:: PROMPT 1 ::
Answer these questions about the forum thread on Gonzaga beating San Diego in overtime, one line each:
(a) According to rainman, what should Rick Majerus stick to?
(b) About how many plays does Ghost say Adam let a San Diego player score for free?
(c) Which game does zagsfan20 name as the exception among the games the Zags were supposed to win?

:: PASSAGE GIVEN ::

# gonzaga over san diego in ot



## rainman (Jul 15, 2002)

and rick majerus is miserable, thats a shame.


----------



## zagsfan20 (Dec 24, 2004)

rainman said:


> and rick majerus is miserable, thats a shame.


Yep, he's the worst announcer I've ever heard....Why does he even have a job?


----------



## Brian34Cook (Mar 26, 2003)

Another marvelous win for the Zags :rofl:


----------



## rainman (Jul 15, 2002)

zagsfan20 said:


> Yep, he's the worst announcer I've ever heard....Why does he even have a job?


i dont have a problem with a color commentator pointing out a team's strengths or shortcomings, i think that's why they're there. however when you clearly root for one team over another i think you're not doing your job. he should stick to eating pizza. as for the game the guard play or lack thereof is going to be their downfall there, i would have liked to have seen some gradual improvement throughout the year from pargo and p-mac and even raivio, obviously its not going to happen.


----------



## dmilesai (Jul 19, 2002)

That game was bull****.


----------



## Ghost (Jun 21, 2002)

I saw about 5 plays where Adam just let a San Diego player score for free.


----------



## zagsfan20 (Dec 24, 2004)

Brian34Cook said:


> Another marvelous win for the Zags :rofl:


Hey, we won...

I'd rather win close games at home against teams were supposed to beat rather than lose at home to teams like Penn St.

We have won all the games we were supposed to win (with the exception of Washington, where we were severly unhealthy)...than teams like Duke who lose to Florida St. or Memphis losing to UAB, or UCONN losing to Marquette...

These close games will be good for us when tourney time comes anyways...


----------



## TM (Jun 30, 2003)

zagsfan20 said:


> I'd rather win close games at home against teams were supposed to beat rather than lose at home to teams like Penn St.

:: PROMPT 2 ::
Quote the rows exactly as they appear, from the first line of the rows through the line that contains "x-tick-label: 13 [551, 790, 571, 810]", with both of those lines included.

:: STORED RECORDS ::
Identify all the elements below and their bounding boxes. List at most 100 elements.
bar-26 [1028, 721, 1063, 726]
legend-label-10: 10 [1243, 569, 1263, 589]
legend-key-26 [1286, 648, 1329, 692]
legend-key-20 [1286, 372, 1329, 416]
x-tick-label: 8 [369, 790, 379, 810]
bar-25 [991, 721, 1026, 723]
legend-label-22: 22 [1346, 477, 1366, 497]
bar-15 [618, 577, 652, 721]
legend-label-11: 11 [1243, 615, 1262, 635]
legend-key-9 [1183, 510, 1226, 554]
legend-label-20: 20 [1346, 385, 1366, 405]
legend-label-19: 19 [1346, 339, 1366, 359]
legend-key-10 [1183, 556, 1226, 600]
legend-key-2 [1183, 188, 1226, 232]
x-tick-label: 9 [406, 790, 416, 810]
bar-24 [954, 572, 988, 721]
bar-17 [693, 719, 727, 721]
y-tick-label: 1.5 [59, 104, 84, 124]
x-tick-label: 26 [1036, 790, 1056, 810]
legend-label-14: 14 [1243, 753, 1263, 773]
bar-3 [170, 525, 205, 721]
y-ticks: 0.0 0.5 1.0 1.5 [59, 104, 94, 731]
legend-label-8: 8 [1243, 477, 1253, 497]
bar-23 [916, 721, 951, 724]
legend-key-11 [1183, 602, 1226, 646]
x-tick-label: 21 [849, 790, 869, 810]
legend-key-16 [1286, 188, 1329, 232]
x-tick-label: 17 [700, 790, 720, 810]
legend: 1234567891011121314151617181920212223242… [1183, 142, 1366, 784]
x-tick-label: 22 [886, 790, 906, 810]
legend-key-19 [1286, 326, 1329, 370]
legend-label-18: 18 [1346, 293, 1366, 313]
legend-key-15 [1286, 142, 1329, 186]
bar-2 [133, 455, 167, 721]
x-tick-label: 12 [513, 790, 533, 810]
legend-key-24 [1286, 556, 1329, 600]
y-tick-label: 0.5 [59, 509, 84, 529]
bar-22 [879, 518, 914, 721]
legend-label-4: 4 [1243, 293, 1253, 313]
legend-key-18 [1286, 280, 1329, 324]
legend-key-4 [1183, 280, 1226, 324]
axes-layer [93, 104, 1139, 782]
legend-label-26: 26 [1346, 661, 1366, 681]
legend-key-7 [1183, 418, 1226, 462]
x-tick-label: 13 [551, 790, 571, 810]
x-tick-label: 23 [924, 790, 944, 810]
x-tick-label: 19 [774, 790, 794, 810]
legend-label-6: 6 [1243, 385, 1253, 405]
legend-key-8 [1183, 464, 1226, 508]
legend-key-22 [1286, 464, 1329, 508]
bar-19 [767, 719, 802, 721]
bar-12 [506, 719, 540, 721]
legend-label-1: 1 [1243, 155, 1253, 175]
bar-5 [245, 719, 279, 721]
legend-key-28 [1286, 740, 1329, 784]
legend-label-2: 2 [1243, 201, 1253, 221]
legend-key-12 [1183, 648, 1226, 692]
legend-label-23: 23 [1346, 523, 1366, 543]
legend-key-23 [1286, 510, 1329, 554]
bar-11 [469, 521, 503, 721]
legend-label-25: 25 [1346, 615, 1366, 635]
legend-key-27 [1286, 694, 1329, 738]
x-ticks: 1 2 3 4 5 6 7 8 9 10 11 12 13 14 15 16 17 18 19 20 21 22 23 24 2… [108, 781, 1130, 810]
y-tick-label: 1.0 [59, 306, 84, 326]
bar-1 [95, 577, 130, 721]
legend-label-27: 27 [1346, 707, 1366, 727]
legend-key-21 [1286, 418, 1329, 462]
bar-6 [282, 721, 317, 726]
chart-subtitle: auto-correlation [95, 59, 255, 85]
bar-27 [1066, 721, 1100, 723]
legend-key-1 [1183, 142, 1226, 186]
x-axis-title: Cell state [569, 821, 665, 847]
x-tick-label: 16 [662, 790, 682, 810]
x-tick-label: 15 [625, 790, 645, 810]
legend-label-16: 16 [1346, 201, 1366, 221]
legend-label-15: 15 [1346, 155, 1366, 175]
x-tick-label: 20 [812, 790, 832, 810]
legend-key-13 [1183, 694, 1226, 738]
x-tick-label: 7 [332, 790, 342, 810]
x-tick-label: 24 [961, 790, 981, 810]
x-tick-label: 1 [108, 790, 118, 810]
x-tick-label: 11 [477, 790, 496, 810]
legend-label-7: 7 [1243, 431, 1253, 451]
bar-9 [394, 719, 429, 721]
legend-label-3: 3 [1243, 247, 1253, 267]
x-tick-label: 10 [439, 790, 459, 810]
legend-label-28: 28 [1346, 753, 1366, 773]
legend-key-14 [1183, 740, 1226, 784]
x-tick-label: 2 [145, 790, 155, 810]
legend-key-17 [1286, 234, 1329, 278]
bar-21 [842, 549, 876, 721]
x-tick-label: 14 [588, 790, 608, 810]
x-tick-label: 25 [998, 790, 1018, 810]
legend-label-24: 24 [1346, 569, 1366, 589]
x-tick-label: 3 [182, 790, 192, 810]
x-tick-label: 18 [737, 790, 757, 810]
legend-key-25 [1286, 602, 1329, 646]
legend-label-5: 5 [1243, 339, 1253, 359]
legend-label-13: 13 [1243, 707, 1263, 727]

:: EXERCISE ANSWER 1 ::
(a) Eating pizza.
(b) About 5.
(c) Washington.

:: EXERCISE ANSWER 2 ::
Identify all the elements below and their bounding boxes. List at most 100 elements.
bar-26 [1028, 721, 1063, 726]
legend-label-10: 10 [1243, 569, 1263, 589]
legend-key-26 [1286, 648, 1329, 692]
legend-key-20 [1286, 372, 1329, 416]
x-tick-label: 8 [369, 790, 379, 810]
bar-25 [991, 721, 1026, 723]
legend-label-22: 22 [1346, 477, 1366, 497]
bar-15 [618, 577, 652, 721]
legend-label-11: 11 [1243, 615, 1262, 635]
legend-key-9 [1183, 510, 1226, 554]
legend-label-20: 20 [1346, 385, 1366, 405]
legend-label-19: 19 [1346, 339, 1366, 359]
legend-key-10 [1183, 556, 1226, 600]
legend-key-2 [1183, 188, 1226, 232]
x-tick-label: 9 [406, 790, 416, 810]
bar-24 [954, 572, 988, 721]
bar-17 [693, 719, 727, 721]
y-tick-label: 1.5 [59, 104, 84, 124]
x-tick-label: 26 [1036, 790, 1056, 810]
legend-label-14: 14 [1243, 753, 1263, 773]
bar-3 [170, 525, 205, 721]
y-ticks: 0.0 0.5 1.0 1.5 [59, 104, 94, 731]
legend-label-8: 8 [1243, 477, 1253, 497]
bar-23 [916, 721, 951, 724]
legend-key-11 [1183, 602, 1226, 646]
x-tick-label: 21 [849, 790, 869, 810]
legend-key-16 [1286, 188, 1329, 232]
x-tick-label: 17 [700, 790, 720, 810]
legend: 1234567891011121314151617181920212223242… [1183, 142, 1366, 784]
x-tick-label: 22 [886, 790, 906, 810]
legend-key-19 [1286, 326, 1329, 370]
legend-label-18: 18 [1346, 293, 1366, 313]
legend-key-15 [1286, 142, 1329, 186]
bar-2 [133, 455, 167, 721]
x-tick-label: 12 [513, 790, 533, 810]
legend-key-24 [1286, 556, 1329, 600]
y-tick-label: 0.5 [59, 509, 84, 529]
bar-22 [879, 518, 914, 721]
legend-label-4: 4 [1243, 293, 1253, 313]
legend-key-18 [1286, 280, 1329, 324]
legend-key-4 [1183, 280, 1226, 324]
axes-layer [93, 104, 1139, 782]
legend-label-26: 26 [1346, 661, 1366, 681]
legend-key-7 [1183, 418, 1226, 462]
x-tick-label: 13 [551, 790, 571, 810]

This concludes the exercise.